## MATERIAL FOR THE TASK
* * *
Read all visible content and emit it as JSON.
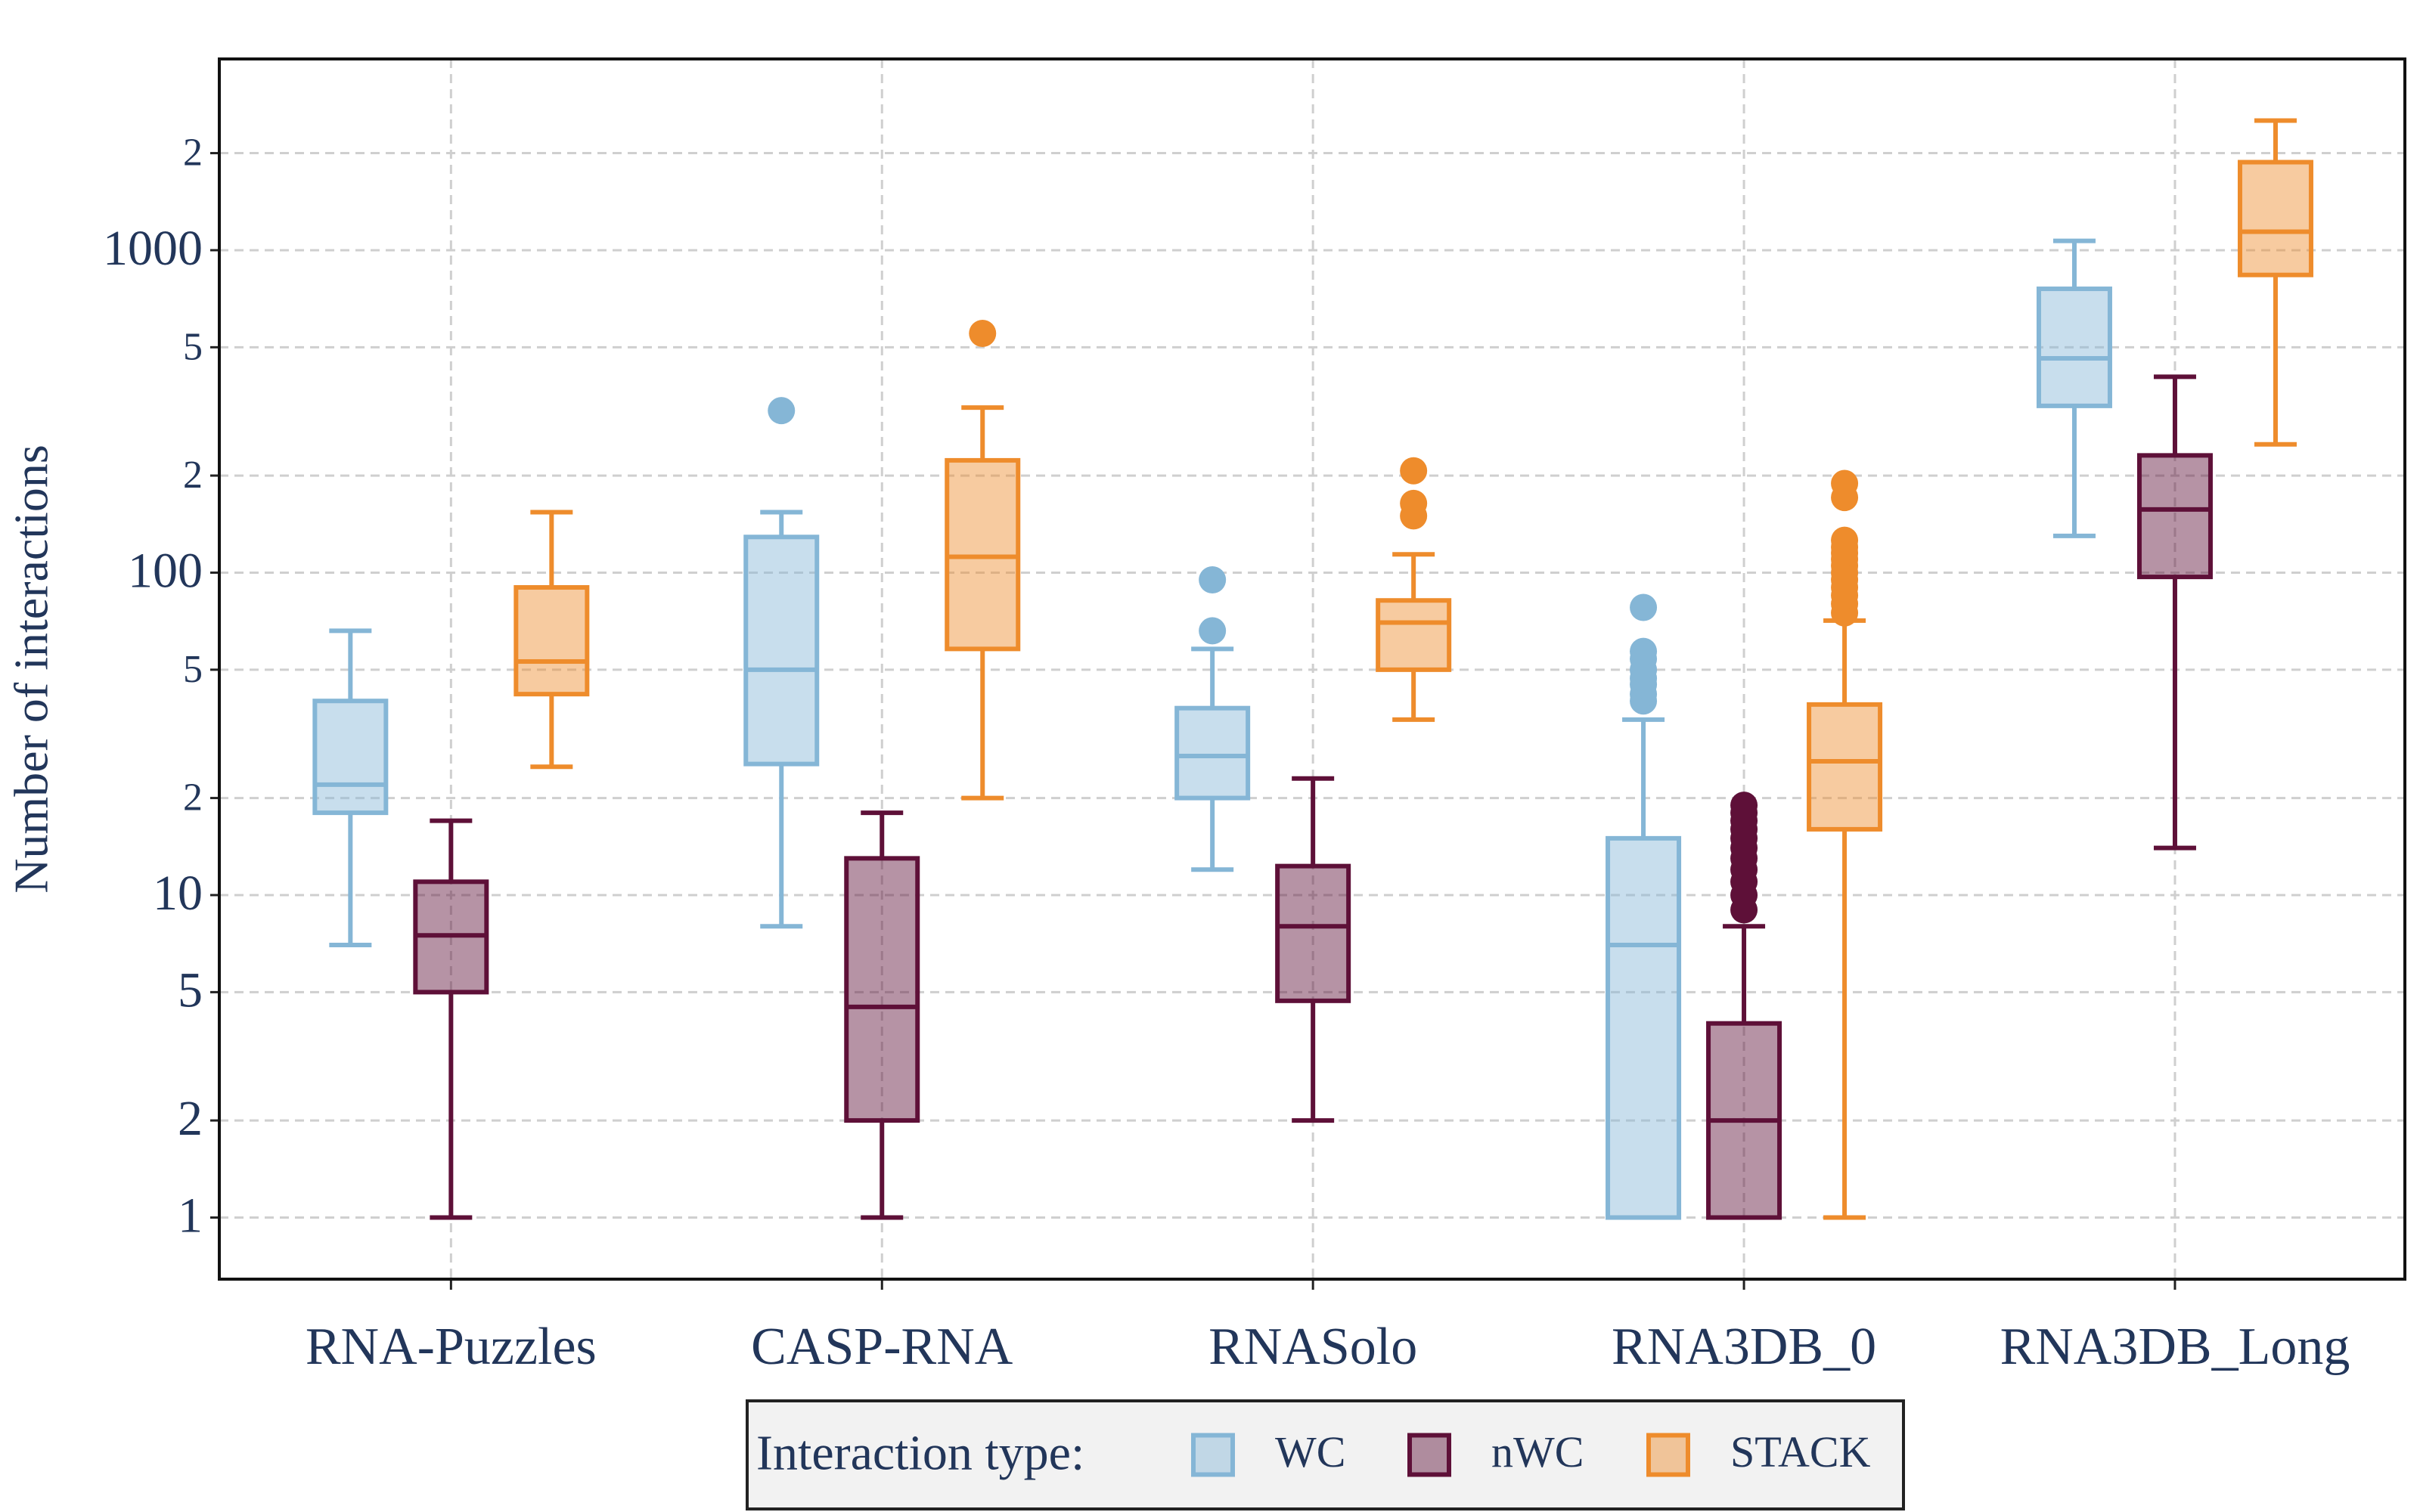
{
  "chart_data": {
    "type": "box",
    "y_label": "Number of interactions",
    "categories": [
      "RNA-Puzzles",
      "CASP-RNA",
      "RNASolo",
      "RNA3DB_0",
      "RNA3DB_Long"
    ],
    "ylim": [
      0.644,
      3918
    ],
    "y_scale": "log",
    "yticks": [
      1,
      2,
      5,
      10,
      {
        "value": 20,
        "label": "2"
      },
      {
        "value": 50,
        "label": "5"
      },
      100,
      {
        "value": 200,
        "label": "2"
      },
      {
        "value": 500,
        "label": "5"
      },
      1000,
      {
        "value": 2000,
        "label": "2"
      }
    ],
    "grid": true,
    "legend": {
      "title": "Interaction type:",
      "position": "lower center"
    },
    "series": [
      {
        "name": "WC",
        "color": "#85b6d6",
        "boxes": [
          {
            "low": 7,
            "q1": 18,
            "median": 22,
            "q3": 40,
            "high": 66,
            "outliers": []
          },
          {
            "low": 8,
            "q1": 25.5,
            "median": 50,
            "q3": 129,
            "high": 154,
            "outliers": [
              318
            ]
          },
          {
            "low": 12,
            "q1": 20,
            "median": 27,
            "q3": 38,
            "high": 58,
            "outliers": [
              66,
              95
            ]
          },
          {
            "low": 1,
            "q1": 1,
            "median": 7,
            "q3": 15,
            "high": 35,
            "outliers": [
              40,
              42,
              45,
              47,
              50,
              54,
              57,
              78
            ]
          },
          {
            "low": 130,
            "q1": 329,
            "median": 462,
            "q3": 759,
            "high": 1069,
            "outliers": []
          }
        ]
      },
      {
        "name": "nWC",
        "color": "#5e1038",
        "boxes": [
          {
            "low": 1,
            "q1": 5,
            "median": 7.5,
            "q3": 11,
            "high": 17,
            "outliers": []
          },
          {
            "low": 1,
            "q1": 2,
            "median": 4.5,
            "q3": 13,
            "high": 18,
            "outliers": []
          },
          {
            "low": 2,
            "q1": 4.7,
            "median": 8,
            "q3": 12.3,
            "high": 23,
            "outliers": []
          },
          {
            "low": 1,
            "q1": 1,
            "median": 2,
            "q3": 4,
            "high": 8,
            "outliers": [
              9,
              10,
              11,
              12,
              13,
              14,
              15,
              16,
              17,
              18,
              19
            ]
          },
          {
            "low": 14,
            "q1": 97,
            "median": 157,
            "q3": 231,
            "high": 405,
            "outliers": []
          }
        ]
      },
      {
        "name": "STACK",
        "color": "#ee8c2c",
        "boxes": [
          {
            "low": 25,
            "q1": 42,
            "median": 53,
            "q3": 90,
            "high": 154,
            "outliers": []
          },
          {
            "low": 20,
            "q1": 58,
            "median": 112,
            "q3": 223,
            "high": 325,
            "outliers": [
              552
            ]
          },
          {
            "low": 35,
            "q1": 50,
            "median": 70,
            "q3": 82,
            "high": 114,
            "outliers": [
              150,
              164,
              207
            ]
          },
          {
            "low": 1,
            "q1": 16,
            "median": 26,
            "q3": 39,
            "high": 71,
            "outliers": [
              75,
              80,
              85,
              90,
              95,
              100,
              105,
              110,
              115,
              120,
              126,
              171,
              189
            ]
          },
          {
            "low": 250,
            "q1": 838,
            "median": 1141,
            "q3": 1875,
            "high": 2523,
            "outliers": []
          }
        ]
      }
    ]
  }
}
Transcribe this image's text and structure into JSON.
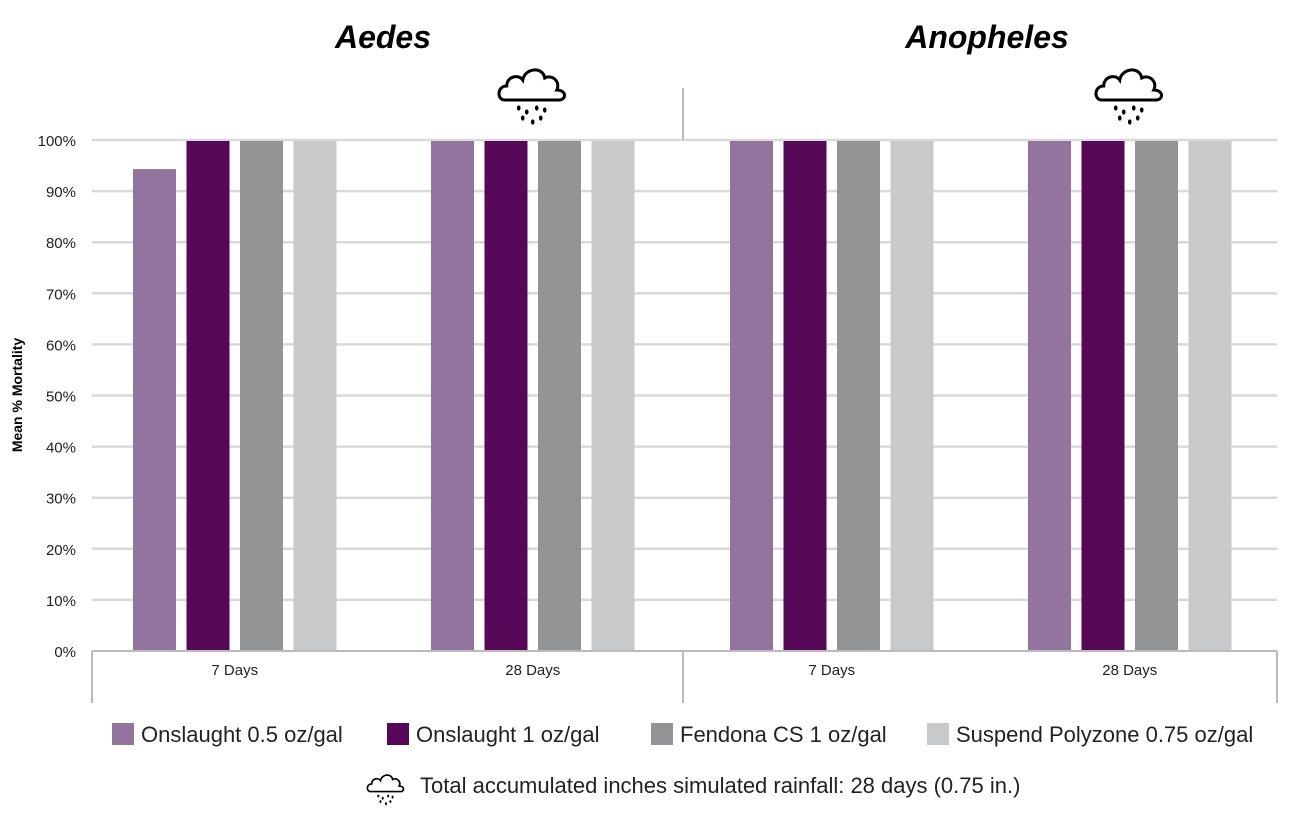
{
  "chart_data": {
    "type": "bar",
    "ylabel": "Mean % Mortality",
    "ylim": [
      0,
      100
    ],
    "yticks": [
      "0%",
      "10%",
      "20%",
      "30%",
      "40%",
      "50%",
      "60%",
      "70%",
      "80%",
      "90%",
      "100%"
    ],
    "grid": true,
    "legend_placement": "bottom",
    "panels": [
      {
        "title": "Aedes",
        "categories": [
          "7 Days",
          "28 Days"
        ],
        "rain_icon_on": "28 Days"
      },
      {
        "title": "Anopheles",
        "categories": [
          "7 Days",
          "28 Days"
        ],
        "rain_icon_on": "28 Days"
      }
    ],
    "series": [
      {
        "name": "Onslaught 0.5 oz/gal",
        "color": "#92749e",
        "values": [
          94.5,
          100,
          100,
          100
        ]
      },
      {
        "name": "Onslaught 1 oz/gal",
        "color": "#560757",
        "values": [
          100,
          100,
          100,
          100
        ]
      },
      {
        "name": "Fendona CS 1 oz/gal",
        "color": "#939495",
        "values": [
          100,
          100,
          100,
          100
        ]
      },
      {
        "name": "Suspend Polyzone 0.75 oz/gal",
        "color": "#c8c9cb",
        "values": [
          100,
          100,
          100,
          100
        ]
      }
    ],
    "footnote": "Total accumulated inches simulated rainfall: 28 days (0.75 in.)",
    "footnote_icon": "rain-cloud-icon"
  }
}
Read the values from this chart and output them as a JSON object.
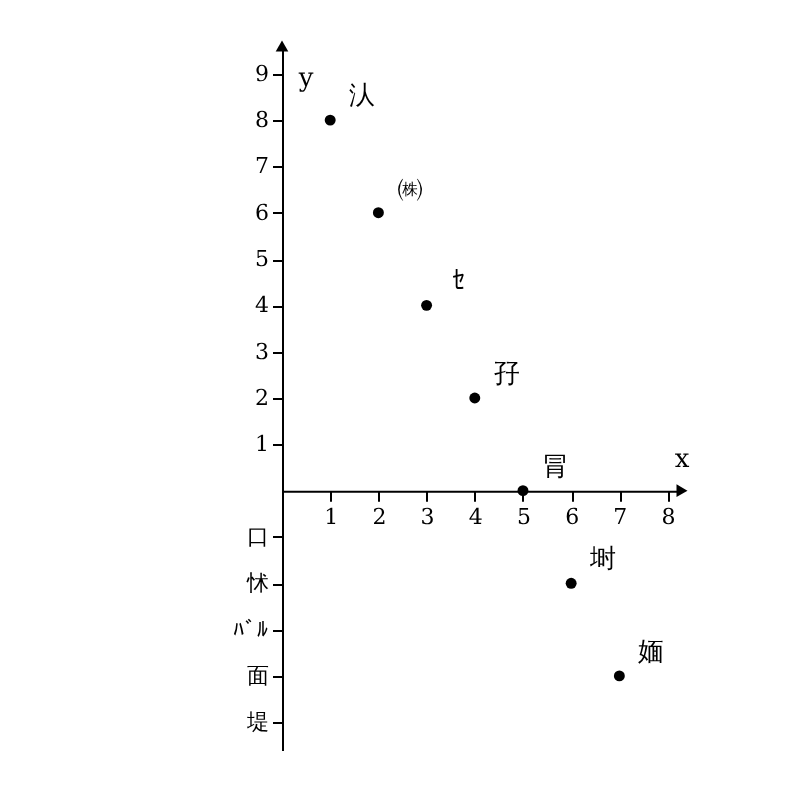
{
  "chart_data": {
    "type": "scatter",
    "xlabel": "x",
    "ylabel": "y",
    "x": [
      1,
      2,
      3,
      4,
      5,
      6,
      7
    ],
    "series": [
      {
        "color": "#000000",
        "values": [
          8,
          6,
          4,
          2,
          0,
          -2,
          -4
        ]
      }
    ],
    "xlim": [
      0,
      8.3
    ],
    "ylim": [
      -5.6,
      9.6
    ],
    "xticks": [
      1,
      2,
      3,
      4,
      5,
      6,
      7,
      8
    ],
    "yticks": [
      1,
      2,
      3,
      4,
      5,
      6,
      7,
      8,
      9,
      {
        "value": -1,
        "label": "口"
      },
      {
        "value": -2,
        "label": "怵"
      },
      {
        "value": -3,
        "label": "ﾊﾞﾙ"
      },
      {
        "value": -4,
        "label": "面"
      },
      {
        "value": -5,
        "label": "堤"
      }
    ],
    "annotations": [
      {
        "text": "汄",
        "x": 1,
        "y": 8
      },
      {
        "text": "㈱",
        "x": 2,
        "y": 6
      },
      {
        "text": "ｾ",
        "x": 3,
        "y": 4
      },
      {
        "text": "孖",
        "x": 4,
        "y": 2
      },
      {
        "text": "冐",
        "x": 5,
        "y": 0
      },
      {
        "text": "埘",
        "x": 6,
        "y": -2
      },
      {
        "text": "媔",
        "x": 7,
        "y": -4
      }
    ],
    "grid": false,
    "marker": "circle"
  }
}
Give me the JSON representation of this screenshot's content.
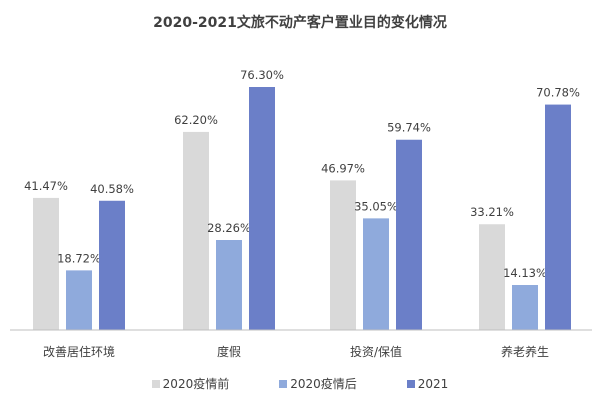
* * *
## WHAT THE TASK REQUIRES
Gather each line that holds "text".

## EXPECTED ANSWER
Transcribe this image's text and structure into JSON.
        "text": "汄",
        "text": "㈱",
        "text": "ｾ",
        "text": "孖",
        "text": "冐",
        "text": "埘",
        "text": "媔",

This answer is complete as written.